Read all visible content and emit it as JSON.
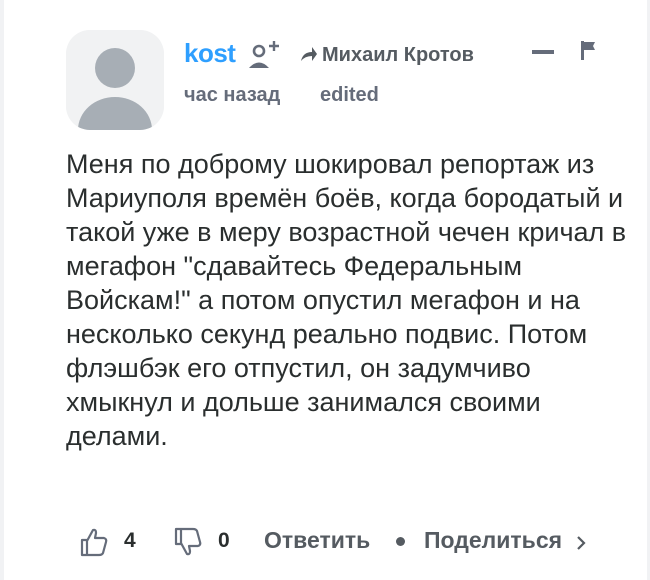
{
  "comment": {
    "author": "kost",
    "reply_to": "Михаил Кротов",
    "time": "час назад",
    "edited": "edited",
    "text": "Меня по доброму шокировал репортаж из Мариуполя времён боёв, когда бородатый и такой уже в меру возрастной чечен кричал в мегафон \"сдавайтесь Федеральным Войскам!\" а потом опустил мегафон и на несколько секунд реально подвис. Потом флэшбэк его отпустил, он задумчиво хмыкнул и дольше занимался своими делами.",
    "upvotes": "4",
    "downvotes": "0",
    "reply_label": "Ответить",
    "share_label": "Поделиться"
  },
  "icons": {
    "avatar": "avatar-placeholder",
    "follow": "follow-user-icon",
    "reply_arrow": "reply-arrow-icon",
    "collapse": "minus-icon",
    "flag": "flag-icon",
    "upvote": "thumbs-up-icon",
    "downvote": "thumbs-down-icon",
    "share_chevron": "chevron-right-icon"
  },
  "colors": {
    "author": "#2e9fff",
    "text": "#2a2e2e",
    "muted": "#656c7a"
  }
}
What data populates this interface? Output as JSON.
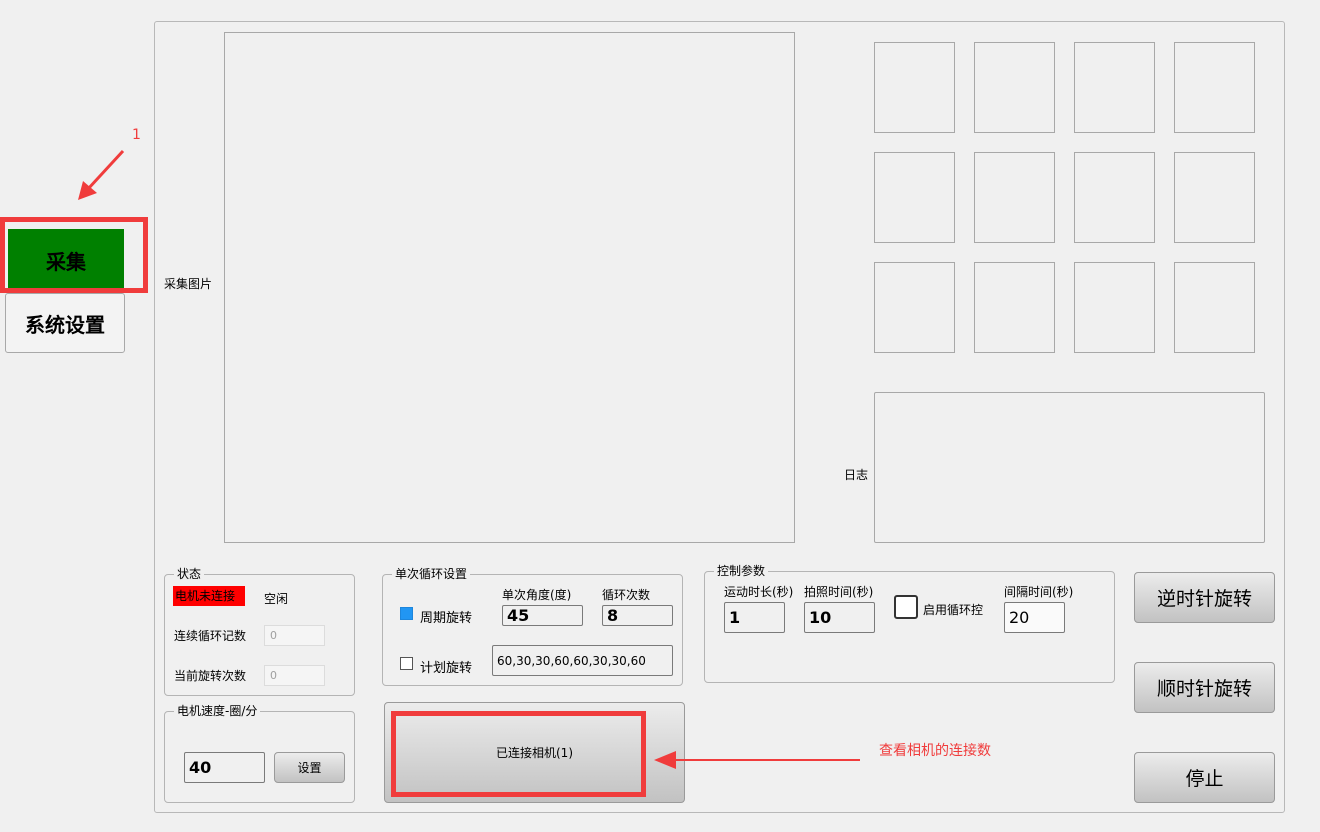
{
  "sidebar": {
    "collect_label": "采集",
    "settings_label": "系统设置"
  },
  "annotations": {
    "step_number": "1",
    "camera_note": "查看相机的连接数"
  },
  "capture": {
    "image_label": "采集图片",
    "log_label": "日志"
  },
  "status": {
    "title": "状态",
    "motor_status": "电机未连接",
    "state_text": "空闲",
    "loop_count_label": "连续循环记数",
    "loop_count_value": "0",
    "rotate_count_label": "当前旋转次数",
    "rotate_count_value": "0"
  },
  "motor_speed": {
    "title": "电机速度-圈/分",
    "value": "40",
    "set_label": "设置"
  },
  "single_loop": {
    "title": "单次循环设置",
    "angle_label": "单次角度(度)",
    "count_label": "循环次数",
    "periodic_label": "周期旋转",
    "periodic_checked": true,
    "angle_value": "45",
    "count_value": "8",
    "plan_label": "计划旋转",
    "plan_checked": false,
    "plan_value": "60,30,30,60,60,30,30,60"
  },
  "camera": {
    "connected_label": "已连接相机(1)"
  },
  "control": {
    "title": "控制参数",
    "duration_label": "运动时长(秒)",
    "duration_value": "1",
    "photo_label": "拍照时间(秒)",
    "photo_value": "10",
    "loop_ctrl_label": "启用循环控",
    "loop_ctrl_checked": false,
    "interval_label": "间隔时间(秒)",
    "interval_value": "20"
  },
  "actions": {
    "ccw_label": "逆时针旋转",
    "cw_label": "顺时针旋转",
    "stop_label": "停止"
  },
  "colors": {
    "accent_red": "#f03c3c",
    "active_green": "#008000",
    "status_red": "#ff0000",
    "check_blue": "#2196f3"
  }
}
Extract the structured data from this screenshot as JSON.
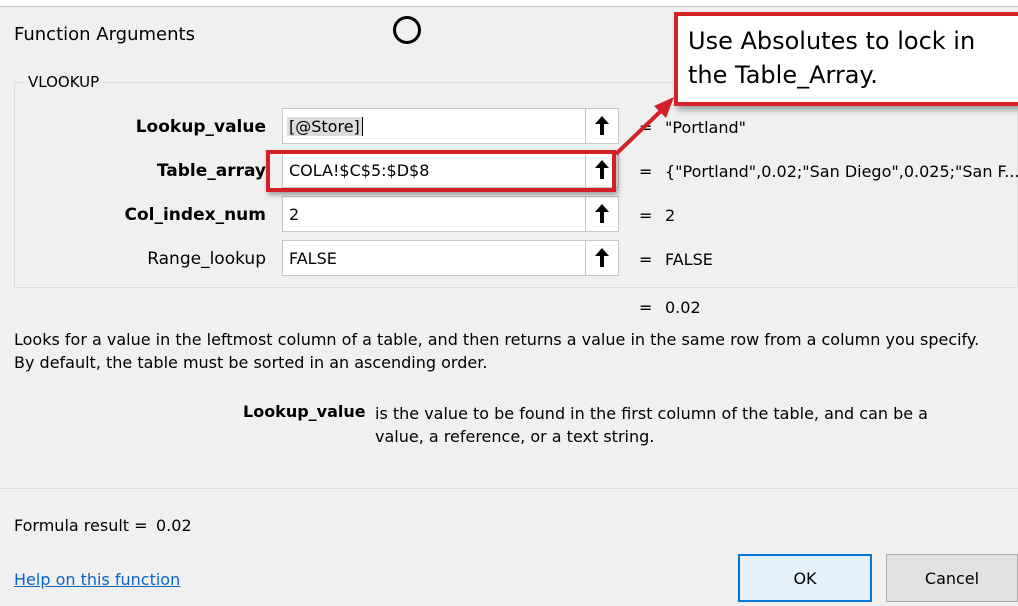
{
  "dialog": {
    "title": "Function Arguments",
    "function_name": "VLOOKUP"
  },
  "arguments": [
    {
      "label": "Lookup_value",
      "value": "[@Store]",
      "result": "\"Portland\""
    },
    {
      "label": "Table_array",
      "value": "COLA!$C$5:$D$8",
      "result": "{\"Portland\",0.02;\"San Diego\",0.025;\"San F..."
    },
    {
      "label": "Col_index_num",
      "value": "2",
      "result": "2"
    },
    {
      "label": "Range_lookup",
      "value": "FALSE",
      "result": "FALSE"
    }
  ],
  "equals": "=",
  "overall_result": "0.02",
  "description": "Looks for a value in the leftmost column of a table, and then returns a value in the same row from a column you specify. By default, the table must be sorted in an ascending order.",
  "arg_help": {
    "name": "Lookup_value",
    "text": "is the value to be found in the first column of the table, and can be a value, a reference, or a text string."
  },
  "formula_result": {
    "label": "Formula result =",
    "value": "0.02"
  },
  "help_link": "Help on this function",
  "buttons": {
    "ok": "OK",
    "cancel": "Cancel"
  },
  "annotation": {
    "text": "Use Absolutes to lock in the Table_Array.",
    "color": "#d42027"
  },
  "icons": {
    "collapse": "collapse-dialog-arrow-up-icon",
    "cursor": "circle-cursor-icon"
  }
}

**TASK INSTRUCTIONS**
Could you repeat all of the material exactly? Pictures should not be copied.

**EXERCISE RESULT**
Read all visible content and emit it as JSON.
{
  "comment": {
    "author": "kost",
    "reply_to": "Михаил Кротов",
    "time": "час назад",
    "edited": "edited",
    "text": "Меня по доброму шокировал репортаж из Мариуполя времён боёв, когда бородатый и такой уже в меру возрастной чечен кричал в мегафон \"сдавайтесь Федеральным Войскам!\" а потом опустил мегафон и на несколько секунд реально подвис. Потом флэшбэк его отпустил, он задумчиво хмыкнул и дольше занимался своими делами.",
    "upvotes": "4",
    "downvotes": "0",
    "reply_label": "Ответить",
    "share_label": "Поделиться"
  },
  "icons": {
    "avatar": "avatar-placeholder",
    "follow": "follow-user-icon",
    "reply_arrow": "reply-arrow-icon",
    "collapse": "minus-icon",
    "flag": "flag-icon",
    "upvote": "thumbs-up-icon",
    "downvote": "thumbs-down-icon",
    "share_chevron": "chevron-right-icon"
  },
  "colors": {
    "author": "#2e9fff",
    "text": "#2a2e2e",
    "muted": "#656c7a"
  }
}
What data populates this interface? Output as JSON.
{
  "sidebar": {
    "collect_label": "采集",
    "settings_label": "系统设置"
  },
  "annotations": {
    "step_number": "1",
    "camera_note": "查看相机的连接数"
  },
  "capture": {
    "image_label": "采集图片",
    "log_label": "日志"
  },
  "status": {
    "title": "状态",
    "motor_status": "电机未连接",
    "state_text": "空闲",
    "loop_count_label": "连续循环记数",
    "loop_count_value": "0",
    "rotate_count_label": "当前旋转次数",
    "rotate_count_value": "0"
  },
  "motor_speed": {
    "title": "电机速度-圈/分",
    "value": "40",
    "set_label": "设置"
  },
  "single_loop": {
    "title": "单次循环设置",
    "angle_label": "单次角度(度)",
    "count_label": "循环次数",
    "periodic_label": "周期旋转",
    "periodic_checked": true,
    "angle_value": "45",
    "count_value": "8",
    "plan_label": "计划旋转",
    "plan_checked": false,
    "plan_value": "60,30,30,60,60,30,30,60"
  },
  "camera": {
    "connected_label": "已连接相机(1)"
  },
  "control": {
    "title": "控制参数",
    "duration_label": "运动时长(秒)",
    "duration_value": "1",
    "photo_label": "拍照时间(秒)",
    "photo_value": "10",
    "loop_ctrl_label": "启用循环控",
    "loop_ctrl_checked": false,
    "interval_label": "间隔时间(秒)",
    "interval_value": "20"
  },
  "actions": {
    "ccw_label": "逆时针旋转",
    "cw_label": "顺时针旋转",
    "stop_label": "停止"
  },
  "colors": {
    "accent_red": "#f03c3c",
    "active_green": "#008000",
    "status_red": "#ff0000",
    "check_blue": "#2196f3"
  }
}
Extract the structured data from this screenshot as JSON.
{
  "dialog": {
    "title": "Function Arguments",
    "function_name": "VLOOKUP"
  },
  "arguments": [
    {
      "label": "Lookup_value",
      "value": "[@Store]",
      "result": "\"Portland\""
    },
    {
      "label": "Table_array",
      "value": "COLA!$C$5:$D$8",
      "result": "{\"Portland\",0.02;\"San Diego\",0.025;\"San F..."
    },
    {
      "label": "Col_index_num",
      "value": "2",
      "result": "2"
    },
    {
      "label": "Range_lookup",
      "value": "FALSE",
      "result": "FALSE"
    }
  ],
  "equals": "=",
  "overall_result": "0.02",
  "description": "Looks for a value in the leftmost column of a table, and then returns a value in the same row from a column you specify. By default, the table must be sorted in an ascending order.",
  "arg_help": {
    "name": "Lookup_value",
    "text": "is the value to be found in the first column of the table, and can be a value, a reference, or a text string."
  },
  "formula_result": {
    "label": "Formula result =",
    "value": "0.02"
  },
  "help_link": "Help on this function",
  "buttons": {
    "ok": "OK",
    "cancel": "Cancel"
  },
  "annotation": {
    "text": "Use Absolutes to lock in the Table_Array.",
    "color": "#d42027"
  },
  "icons": {
    "collapse": "collapse-dialog-arrow-up-icon",
    "cursor": "circle-cursor-icon"
  }
}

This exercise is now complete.